* [EXERCISE OBJECTIVE]: Show every line that has the string "depressive" in it.

* [TASK INPUTS]:
----------------------------------------
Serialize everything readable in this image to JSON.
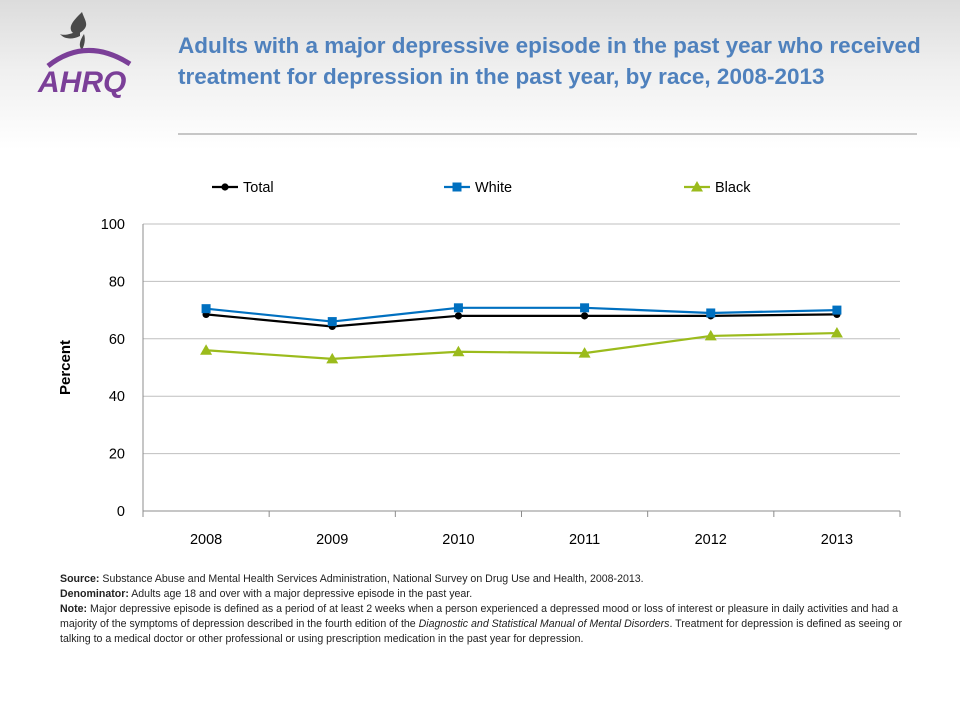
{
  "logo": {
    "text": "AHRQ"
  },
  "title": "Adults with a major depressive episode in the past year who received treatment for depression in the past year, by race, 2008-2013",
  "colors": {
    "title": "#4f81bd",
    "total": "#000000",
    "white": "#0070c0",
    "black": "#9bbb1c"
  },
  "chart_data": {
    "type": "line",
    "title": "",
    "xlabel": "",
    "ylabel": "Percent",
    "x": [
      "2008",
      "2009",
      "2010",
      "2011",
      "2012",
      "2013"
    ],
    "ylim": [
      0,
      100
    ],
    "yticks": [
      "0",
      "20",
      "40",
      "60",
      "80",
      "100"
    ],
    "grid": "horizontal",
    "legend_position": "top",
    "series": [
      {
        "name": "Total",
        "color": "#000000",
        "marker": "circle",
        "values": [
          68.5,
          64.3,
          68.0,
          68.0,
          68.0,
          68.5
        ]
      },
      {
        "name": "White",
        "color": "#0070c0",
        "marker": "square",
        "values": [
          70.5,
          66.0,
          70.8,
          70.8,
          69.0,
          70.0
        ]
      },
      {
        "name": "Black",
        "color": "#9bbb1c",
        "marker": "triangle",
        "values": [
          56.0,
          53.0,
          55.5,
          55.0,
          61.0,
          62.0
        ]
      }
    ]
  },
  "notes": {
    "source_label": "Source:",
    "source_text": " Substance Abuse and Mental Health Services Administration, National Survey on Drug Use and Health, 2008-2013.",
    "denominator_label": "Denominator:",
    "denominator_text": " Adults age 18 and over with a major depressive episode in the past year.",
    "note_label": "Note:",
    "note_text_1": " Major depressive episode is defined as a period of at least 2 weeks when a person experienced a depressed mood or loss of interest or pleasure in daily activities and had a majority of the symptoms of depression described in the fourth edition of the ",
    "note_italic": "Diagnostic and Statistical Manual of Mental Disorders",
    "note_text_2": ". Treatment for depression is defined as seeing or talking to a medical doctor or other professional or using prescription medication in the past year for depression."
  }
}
----------------------------------------
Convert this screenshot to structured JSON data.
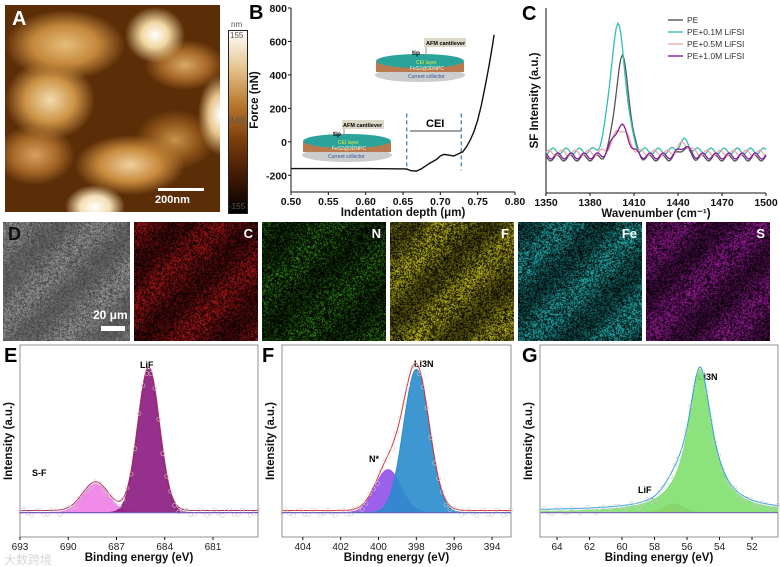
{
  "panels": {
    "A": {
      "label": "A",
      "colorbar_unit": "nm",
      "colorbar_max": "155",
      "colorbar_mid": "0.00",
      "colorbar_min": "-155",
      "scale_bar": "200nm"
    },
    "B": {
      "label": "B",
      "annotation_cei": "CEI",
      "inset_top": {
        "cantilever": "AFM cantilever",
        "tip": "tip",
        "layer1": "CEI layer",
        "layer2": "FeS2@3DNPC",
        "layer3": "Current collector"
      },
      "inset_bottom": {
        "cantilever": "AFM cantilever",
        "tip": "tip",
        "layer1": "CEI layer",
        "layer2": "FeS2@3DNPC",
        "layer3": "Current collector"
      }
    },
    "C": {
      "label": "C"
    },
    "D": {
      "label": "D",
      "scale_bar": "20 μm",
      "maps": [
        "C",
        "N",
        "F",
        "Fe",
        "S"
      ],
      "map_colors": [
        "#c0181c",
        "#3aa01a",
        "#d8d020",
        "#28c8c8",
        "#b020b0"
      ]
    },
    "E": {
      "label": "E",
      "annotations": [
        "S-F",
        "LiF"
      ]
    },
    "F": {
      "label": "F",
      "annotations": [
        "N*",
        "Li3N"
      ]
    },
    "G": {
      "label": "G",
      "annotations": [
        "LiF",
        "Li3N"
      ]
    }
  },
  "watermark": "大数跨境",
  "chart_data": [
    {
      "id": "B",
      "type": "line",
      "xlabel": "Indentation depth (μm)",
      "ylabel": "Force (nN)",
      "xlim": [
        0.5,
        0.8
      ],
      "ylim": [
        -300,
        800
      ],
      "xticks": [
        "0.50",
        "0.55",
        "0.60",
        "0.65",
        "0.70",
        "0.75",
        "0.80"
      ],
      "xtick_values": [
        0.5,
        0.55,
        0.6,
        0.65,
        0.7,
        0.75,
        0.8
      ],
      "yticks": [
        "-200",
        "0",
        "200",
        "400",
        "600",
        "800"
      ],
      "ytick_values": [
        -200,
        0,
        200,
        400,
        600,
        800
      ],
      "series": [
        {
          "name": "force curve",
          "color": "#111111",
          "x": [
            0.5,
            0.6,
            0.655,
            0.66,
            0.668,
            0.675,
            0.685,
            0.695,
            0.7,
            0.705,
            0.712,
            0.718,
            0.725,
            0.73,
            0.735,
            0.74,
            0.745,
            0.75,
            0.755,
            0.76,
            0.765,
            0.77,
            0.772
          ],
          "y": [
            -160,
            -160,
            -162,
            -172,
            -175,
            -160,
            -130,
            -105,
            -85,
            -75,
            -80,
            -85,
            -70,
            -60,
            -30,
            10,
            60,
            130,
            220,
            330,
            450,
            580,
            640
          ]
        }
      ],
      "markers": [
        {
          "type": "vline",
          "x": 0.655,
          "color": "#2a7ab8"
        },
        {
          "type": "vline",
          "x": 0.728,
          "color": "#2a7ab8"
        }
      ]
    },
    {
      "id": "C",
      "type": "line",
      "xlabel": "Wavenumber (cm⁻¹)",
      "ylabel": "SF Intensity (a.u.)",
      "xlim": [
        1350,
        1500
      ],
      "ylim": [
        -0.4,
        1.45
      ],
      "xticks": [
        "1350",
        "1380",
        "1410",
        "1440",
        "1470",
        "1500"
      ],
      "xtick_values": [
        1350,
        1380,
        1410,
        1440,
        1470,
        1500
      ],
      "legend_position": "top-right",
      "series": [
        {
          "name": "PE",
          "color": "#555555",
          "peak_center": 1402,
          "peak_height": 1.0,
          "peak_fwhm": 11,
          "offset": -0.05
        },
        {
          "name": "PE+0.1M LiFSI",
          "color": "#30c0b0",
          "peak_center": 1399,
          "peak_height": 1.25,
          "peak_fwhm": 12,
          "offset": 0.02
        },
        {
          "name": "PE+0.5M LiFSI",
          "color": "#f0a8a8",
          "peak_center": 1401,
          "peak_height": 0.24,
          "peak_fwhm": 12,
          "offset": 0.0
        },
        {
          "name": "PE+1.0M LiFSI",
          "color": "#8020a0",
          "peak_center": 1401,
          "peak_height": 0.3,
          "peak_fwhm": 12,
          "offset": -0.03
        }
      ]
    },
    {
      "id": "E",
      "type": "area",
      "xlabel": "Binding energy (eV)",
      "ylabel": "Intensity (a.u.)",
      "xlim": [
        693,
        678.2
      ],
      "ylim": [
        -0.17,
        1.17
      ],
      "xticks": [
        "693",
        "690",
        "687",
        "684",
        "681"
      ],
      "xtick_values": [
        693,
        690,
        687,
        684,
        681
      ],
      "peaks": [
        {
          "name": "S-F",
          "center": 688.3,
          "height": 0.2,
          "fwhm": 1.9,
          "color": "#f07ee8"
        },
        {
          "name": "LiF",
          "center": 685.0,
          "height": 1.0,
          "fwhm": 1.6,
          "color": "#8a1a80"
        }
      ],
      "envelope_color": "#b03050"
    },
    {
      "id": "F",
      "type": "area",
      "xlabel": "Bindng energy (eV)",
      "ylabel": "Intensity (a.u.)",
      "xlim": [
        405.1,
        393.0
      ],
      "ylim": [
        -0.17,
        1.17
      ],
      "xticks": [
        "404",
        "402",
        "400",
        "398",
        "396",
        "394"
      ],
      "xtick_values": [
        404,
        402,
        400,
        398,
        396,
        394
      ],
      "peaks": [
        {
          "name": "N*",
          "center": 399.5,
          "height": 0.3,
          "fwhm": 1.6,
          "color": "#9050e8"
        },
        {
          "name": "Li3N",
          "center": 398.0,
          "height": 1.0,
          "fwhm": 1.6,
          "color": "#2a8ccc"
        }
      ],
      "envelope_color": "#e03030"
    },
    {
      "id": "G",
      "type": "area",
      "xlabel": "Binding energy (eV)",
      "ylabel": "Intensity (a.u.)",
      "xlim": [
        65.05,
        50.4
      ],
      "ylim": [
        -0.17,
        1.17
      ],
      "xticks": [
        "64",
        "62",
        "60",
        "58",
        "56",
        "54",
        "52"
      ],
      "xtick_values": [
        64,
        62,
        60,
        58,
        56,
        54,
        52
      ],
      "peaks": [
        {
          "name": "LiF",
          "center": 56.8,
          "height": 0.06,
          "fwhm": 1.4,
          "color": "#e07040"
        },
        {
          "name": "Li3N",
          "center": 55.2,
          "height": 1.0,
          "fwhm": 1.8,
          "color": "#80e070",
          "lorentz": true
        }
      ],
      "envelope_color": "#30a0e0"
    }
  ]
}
----------------------------------------
* [SOLUTION]:
  "title": "Adults with a major depressive episode in the past year who received treatment for depression in the past year, by race, 2008-2013",
    "denominator_text": " Adults age 18 and over with a major depressive episode in the past year.",
    "note_text_1": " Major depressive episode is defined as a period of at least 2 weeks when a person experienced a depressed mood or loss of interest or pleasure in daily activities and had a majority of the symptoms of depression described in the fourth edition of the ",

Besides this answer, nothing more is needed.